## Document passage
February 22, 2023
This page provides announcements of newly released features available in DataRobot's SaaS single- and multi-tenant AI Platform, with links to additional resources. With the February deployment, DataRobot's AI Platform delivered the following new GA and Public Preview features. From the release center you can also access:
Features grouped by capability
Quick Autopilot improvements now available for time series¶
With this month’s release, Quick Autopilot has been streamlined for time series projects, speeding experimentation. In the new version of Quick, to maximize runtime efficiency, DataRobot no longer automatically generates and fits the DR Reduced Features list, as fitting requires retraining models. Models are still trained at the maximum sample size for each backtest, defined by the project’s date/time partitioning. The specific number of models run varying by project and target type. See the documentation on the model recommendation process for alternate methods to build a reduced feature list.
Retraining Combined Models now faster¶
Now generally available, time series segmented models now support retraining on the same feature list and blueprint as the original model without the need to rerun Autopilot or feature reduction. Previously, rerunning Autopilot was the only way to retrain this model type. This new support creates parity in retraining between retraining a non-segmented time series model and a segmented model. Because the improvement ensures that retraining leverages the feature reduction computations from the original, only newly introduced features need to go through that process, saving time and adding flexibility. Note that retraining retrains the champion of a segment, it does not rerun the project and select a new champion.
Python and Java Scoring Code snippets¶
Now generally available, DataRobot allows you to use Scoring Code via Python and Java. Although the underlying Scoringe Code is based off Java, DataRobot now provides the DataRobot Prediction Library to make predictions using various prediction methods supported by DataRobot via a Python API. The library provides a common interface for making predictions, making it easy to swap out any underlying implementation. Access Scoring Code for Python and Java from a model in the Leaderboard or from a deployed model that supports Scoring Code.
Export deployment data¶
Now generally available, on a deployment’s Data Export tab, you can export stored training data, prediction data, and actuals to compute and monitor custom business or performance metrics on the Custom Metrics tab or outside DataRobot. You can export the available deployment data for a specified model and time range. To export deployment data, make sure your deployment stores prediction data, generate data for the required time range, and then view or download that data.
The initial release of the deployment data export feature enforces some row count limitations. For details, review the considerations in the feature documentation.
For more information, see the Data Export tab documentation.
Create custom metrics¶
Now generally available, on a deployment's Custom Metrics tab, you can use the data you collect from the Data Export tab (or data calculated through other custom metrics) to compute and monitor up to 25 custom business or performance metrics. After you add a metric and upload data, a configurable dashboard visualizes a metric’s change over time and allows you to monitor and export that information. This feature enables you to implement your organization's specialized metrics to expand on the insights provided by DataRobot's built-in Service Health, Data Drift, and Accuracy metrics.

## Data for processing
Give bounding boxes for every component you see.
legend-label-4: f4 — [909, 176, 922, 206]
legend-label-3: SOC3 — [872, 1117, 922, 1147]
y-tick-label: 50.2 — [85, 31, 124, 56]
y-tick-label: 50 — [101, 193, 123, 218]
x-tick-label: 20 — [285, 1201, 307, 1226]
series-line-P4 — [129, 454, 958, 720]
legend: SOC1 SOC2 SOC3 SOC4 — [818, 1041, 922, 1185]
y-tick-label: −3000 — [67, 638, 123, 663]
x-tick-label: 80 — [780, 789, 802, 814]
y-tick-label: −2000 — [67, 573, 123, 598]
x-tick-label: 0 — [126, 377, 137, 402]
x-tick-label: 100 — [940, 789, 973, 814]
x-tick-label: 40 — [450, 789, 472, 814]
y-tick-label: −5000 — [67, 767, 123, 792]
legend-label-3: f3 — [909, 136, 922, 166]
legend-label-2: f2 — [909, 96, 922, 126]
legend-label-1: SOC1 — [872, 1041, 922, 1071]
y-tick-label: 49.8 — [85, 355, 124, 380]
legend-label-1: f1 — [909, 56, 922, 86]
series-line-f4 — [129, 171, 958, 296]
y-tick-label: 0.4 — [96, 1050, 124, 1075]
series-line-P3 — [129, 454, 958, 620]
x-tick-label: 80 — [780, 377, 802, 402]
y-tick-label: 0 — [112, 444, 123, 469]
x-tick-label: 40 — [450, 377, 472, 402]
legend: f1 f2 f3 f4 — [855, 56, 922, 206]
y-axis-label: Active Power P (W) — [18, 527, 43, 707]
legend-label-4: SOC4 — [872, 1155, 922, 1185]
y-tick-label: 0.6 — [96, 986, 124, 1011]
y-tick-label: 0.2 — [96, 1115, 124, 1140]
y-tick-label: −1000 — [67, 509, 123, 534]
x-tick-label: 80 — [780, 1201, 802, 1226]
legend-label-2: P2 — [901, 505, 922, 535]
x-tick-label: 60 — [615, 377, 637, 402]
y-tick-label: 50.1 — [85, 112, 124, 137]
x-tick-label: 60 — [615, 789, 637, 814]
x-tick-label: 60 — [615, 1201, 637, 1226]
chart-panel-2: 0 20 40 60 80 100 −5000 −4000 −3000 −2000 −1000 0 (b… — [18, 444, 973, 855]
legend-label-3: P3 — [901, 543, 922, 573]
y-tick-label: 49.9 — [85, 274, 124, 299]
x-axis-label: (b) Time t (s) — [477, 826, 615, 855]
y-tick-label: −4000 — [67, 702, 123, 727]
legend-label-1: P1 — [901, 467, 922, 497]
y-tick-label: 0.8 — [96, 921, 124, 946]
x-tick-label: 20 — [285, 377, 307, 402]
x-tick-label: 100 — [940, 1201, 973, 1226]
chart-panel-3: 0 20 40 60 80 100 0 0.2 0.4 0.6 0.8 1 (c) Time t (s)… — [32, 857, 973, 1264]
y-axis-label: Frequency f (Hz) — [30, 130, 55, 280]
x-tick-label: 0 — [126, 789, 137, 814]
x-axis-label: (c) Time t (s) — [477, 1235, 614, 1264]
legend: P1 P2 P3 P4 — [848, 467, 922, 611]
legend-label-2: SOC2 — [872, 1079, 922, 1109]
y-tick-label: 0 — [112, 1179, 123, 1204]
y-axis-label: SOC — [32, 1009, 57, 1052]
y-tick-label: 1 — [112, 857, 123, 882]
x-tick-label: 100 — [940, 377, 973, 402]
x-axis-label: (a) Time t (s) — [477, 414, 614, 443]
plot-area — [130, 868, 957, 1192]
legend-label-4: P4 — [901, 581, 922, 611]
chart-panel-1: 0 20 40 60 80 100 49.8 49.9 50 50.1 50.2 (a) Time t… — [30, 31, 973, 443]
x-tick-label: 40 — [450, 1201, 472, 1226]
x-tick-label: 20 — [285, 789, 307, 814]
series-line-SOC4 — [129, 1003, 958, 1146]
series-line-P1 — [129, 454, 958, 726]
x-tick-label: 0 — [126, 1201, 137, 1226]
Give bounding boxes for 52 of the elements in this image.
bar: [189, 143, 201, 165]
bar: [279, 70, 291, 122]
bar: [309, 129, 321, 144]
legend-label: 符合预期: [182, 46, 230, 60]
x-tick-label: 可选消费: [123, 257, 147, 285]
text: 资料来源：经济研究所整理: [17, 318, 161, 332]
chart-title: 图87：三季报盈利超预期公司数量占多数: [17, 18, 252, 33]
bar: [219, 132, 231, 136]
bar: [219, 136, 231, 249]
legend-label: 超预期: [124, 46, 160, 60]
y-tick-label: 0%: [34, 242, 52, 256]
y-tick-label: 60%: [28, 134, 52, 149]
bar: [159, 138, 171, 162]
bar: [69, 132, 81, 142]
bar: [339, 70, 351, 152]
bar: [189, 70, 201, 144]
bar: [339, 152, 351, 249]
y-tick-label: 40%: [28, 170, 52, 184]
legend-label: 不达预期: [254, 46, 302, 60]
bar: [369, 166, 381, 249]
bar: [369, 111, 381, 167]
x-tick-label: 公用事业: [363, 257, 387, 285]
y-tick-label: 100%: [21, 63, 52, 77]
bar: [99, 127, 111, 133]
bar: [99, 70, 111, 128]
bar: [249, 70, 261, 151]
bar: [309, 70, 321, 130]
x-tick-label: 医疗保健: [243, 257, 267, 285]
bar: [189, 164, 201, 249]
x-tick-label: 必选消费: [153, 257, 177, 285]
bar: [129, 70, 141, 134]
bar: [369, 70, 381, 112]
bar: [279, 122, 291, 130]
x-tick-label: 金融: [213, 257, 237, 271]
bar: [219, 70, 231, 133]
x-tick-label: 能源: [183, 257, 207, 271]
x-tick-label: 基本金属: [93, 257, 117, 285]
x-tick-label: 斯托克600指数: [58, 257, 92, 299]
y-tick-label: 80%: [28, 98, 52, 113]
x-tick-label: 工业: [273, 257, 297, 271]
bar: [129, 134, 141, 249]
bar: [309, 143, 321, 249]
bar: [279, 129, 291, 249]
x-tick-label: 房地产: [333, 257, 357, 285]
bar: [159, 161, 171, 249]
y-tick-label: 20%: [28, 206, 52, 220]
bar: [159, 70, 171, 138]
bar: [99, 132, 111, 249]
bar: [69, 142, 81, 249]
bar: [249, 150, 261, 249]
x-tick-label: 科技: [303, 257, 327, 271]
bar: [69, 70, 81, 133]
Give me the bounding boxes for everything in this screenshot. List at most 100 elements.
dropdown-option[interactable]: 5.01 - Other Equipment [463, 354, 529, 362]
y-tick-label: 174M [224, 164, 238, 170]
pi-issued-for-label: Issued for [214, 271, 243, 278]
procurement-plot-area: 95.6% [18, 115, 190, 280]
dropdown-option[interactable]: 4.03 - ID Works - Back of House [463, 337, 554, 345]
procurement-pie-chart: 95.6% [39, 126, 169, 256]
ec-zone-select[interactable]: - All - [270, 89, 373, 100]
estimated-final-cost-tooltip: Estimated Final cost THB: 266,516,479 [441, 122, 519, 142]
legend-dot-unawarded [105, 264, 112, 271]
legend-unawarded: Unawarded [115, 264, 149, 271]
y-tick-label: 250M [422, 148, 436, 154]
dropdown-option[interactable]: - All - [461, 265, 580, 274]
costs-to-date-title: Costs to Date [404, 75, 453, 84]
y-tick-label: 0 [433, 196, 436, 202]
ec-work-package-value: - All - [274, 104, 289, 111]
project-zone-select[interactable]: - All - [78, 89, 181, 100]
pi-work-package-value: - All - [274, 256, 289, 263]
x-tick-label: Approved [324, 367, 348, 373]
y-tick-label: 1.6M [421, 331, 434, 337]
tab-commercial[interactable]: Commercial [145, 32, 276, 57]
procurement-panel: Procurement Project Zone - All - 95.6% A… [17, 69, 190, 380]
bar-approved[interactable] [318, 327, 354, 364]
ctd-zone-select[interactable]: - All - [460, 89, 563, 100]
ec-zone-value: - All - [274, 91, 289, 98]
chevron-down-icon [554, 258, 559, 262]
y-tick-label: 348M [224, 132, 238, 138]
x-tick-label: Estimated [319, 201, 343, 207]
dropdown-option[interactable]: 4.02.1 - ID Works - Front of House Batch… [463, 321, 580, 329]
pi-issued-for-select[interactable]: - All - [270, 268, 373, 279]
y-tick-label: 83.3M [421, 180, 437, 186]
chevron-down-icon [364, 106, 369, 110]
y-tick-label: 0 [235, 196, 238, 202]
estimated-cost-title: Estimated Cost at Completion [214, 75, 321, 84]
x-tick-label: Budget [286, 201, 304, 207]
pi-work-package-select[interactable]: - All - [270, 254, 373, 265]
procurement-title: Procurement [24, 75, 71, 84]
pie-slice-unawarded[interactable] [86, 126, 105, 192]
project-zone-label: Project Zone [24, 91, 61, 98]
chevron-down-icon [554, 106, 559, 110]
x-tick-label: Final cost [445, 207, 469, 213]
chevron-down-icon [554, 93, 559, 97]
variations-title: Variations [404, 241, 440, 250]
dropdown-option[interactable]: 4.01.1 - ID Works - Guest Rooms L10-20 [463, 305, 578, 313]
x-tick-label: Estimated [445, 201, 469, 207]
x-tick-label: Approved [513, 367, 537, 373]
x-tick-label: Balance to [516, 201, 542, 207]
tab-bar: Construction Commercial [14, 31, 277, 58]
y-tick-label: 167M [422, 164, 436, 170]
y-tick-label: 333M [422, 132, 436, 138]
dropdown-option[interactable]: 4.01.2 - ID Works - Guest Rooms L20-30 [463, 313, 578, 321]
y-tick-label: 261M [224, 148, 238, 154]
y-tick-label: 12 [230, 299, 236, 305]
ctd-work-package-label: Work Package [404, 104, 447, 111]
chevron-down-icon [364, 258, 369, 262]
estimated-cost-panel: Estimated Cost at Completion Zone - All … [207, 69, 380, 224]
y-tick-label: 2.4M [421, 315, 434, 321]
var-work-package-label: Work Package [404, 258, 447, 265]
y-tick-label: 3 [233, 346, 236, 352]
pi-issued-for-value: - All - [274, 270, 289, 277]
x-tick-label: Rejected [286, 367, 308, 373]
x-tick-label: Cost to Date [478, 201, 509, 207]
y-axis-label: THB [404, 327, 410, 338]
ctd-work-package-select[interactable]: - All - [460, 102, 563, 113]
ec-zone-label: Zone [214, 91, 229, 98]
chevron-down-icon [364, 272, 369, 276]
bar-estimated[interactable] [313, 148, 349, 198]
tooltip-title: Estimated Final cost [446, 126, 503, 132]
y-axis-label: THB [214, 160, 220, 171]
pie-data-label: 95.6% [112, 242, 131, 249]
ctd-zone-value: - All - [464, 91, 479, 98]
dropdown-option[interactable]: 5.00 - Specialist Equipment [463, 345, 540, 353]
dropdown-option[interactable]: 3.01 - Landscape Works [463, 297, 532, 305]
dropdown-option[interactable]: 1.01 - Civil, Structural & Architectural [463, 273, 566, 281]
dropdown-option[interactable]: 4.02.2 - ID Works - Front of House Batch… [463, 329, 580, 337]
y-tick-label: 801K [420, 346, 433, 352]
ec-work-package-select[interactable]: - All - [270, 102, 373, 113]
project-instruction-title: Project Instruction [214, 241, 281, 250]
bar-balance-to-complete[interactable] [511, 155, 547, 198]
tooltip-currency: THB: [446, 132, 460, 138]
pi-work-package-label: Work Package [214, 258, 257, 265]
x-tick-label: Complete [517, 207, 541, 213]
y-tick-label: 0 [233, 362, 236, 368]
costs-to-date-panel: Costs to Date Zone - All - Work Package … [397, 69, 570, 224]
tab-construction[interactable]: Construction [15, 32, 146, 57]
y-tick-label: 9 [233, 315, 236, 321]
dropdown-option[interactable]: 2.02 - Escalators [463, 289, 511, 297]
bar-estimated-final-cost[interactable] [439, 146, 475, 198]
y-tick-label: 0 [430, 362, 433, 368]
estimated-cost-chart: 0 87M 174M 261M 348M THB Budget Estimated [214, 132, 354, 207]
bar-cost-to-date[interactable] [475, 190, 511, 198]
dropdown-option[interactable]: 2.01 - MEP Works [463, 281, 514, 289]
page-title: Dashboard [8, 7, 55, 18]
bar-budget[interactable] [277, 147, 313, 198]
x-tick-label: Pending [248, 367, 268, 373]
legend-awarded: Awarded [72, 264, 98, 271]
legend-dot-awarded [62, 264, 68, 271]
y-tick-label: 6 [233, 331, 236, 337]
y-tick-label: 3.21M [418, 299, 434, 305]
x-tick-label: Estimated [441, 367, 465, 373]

## Set task A
According to the DataRobot release notes, up to how many custom metrics can a deployment's Custom Metrics tab compute and monitor?
## Set task B
Swap "x-tick-label" for "x-axis-tick" in the records from the first line up to and including the line with "y-tick-label: 0 — [112, 444, 123, 469]", and write those lines out again with everything else unchanged.
The text and the records come from unrelated sources.

## Complete answer A
Up to 25.

## Complete answer B
Give bounding boxes for every component you see.
legend-label-4: f4 — [909, 176, 922, 206]
legend-label-3: SOC3 — [872, 1117, 922, 1147]
y-tick-label: 50.2 — [85, 31, 124, 56]
y-tick-label: 50 — [101, 193, 123, 218]
x-axis-tick: 20 — [285, 1201, 307, 1226]
series-line-P4 — [129, 454, 958, 720]
legend: SOC1 SOC2 SOC3 SOC4 — [818, 1041, 922, 1185]
y-tick-label: −3000 — [67, 638, 123, 663]
x-axis-tick: 80 — [780, 789, 802, 814]
y-tick-label: −2000 — [67, 573, 123, 598]
x-axis-tick: 0 — [126, 377, 137, 402]
x-axis-tick: 100 — [940, 789, 973, 814]
x-axis-tick: 40 — [450, 789, 472, 814]
y-tick-label: −5000 — [67, 767, 123, 792]
legend-label-3: f3 — [909, 136, 922, 166]
legend-label-2: f2 — [909, 96, 922, 126]
legend-label-1: SOC1 — [872, 1041, 922, 1071]
y-tick-label: 49.8 — [85, 355, 124, 380]
legend-label-1: f1 — [909, 56, 922, 86]
series-line-f4 — [129, 171, 958, 296]
y-tick-label: 0.4 — [96, 1050, 124, 1075]
series-line-P3 — [129, 454, 958, 620]
x-axis-tick: 80 — [780, 377, 802, 402]
y-tick-label: 0 — [112, 444, 123, 469]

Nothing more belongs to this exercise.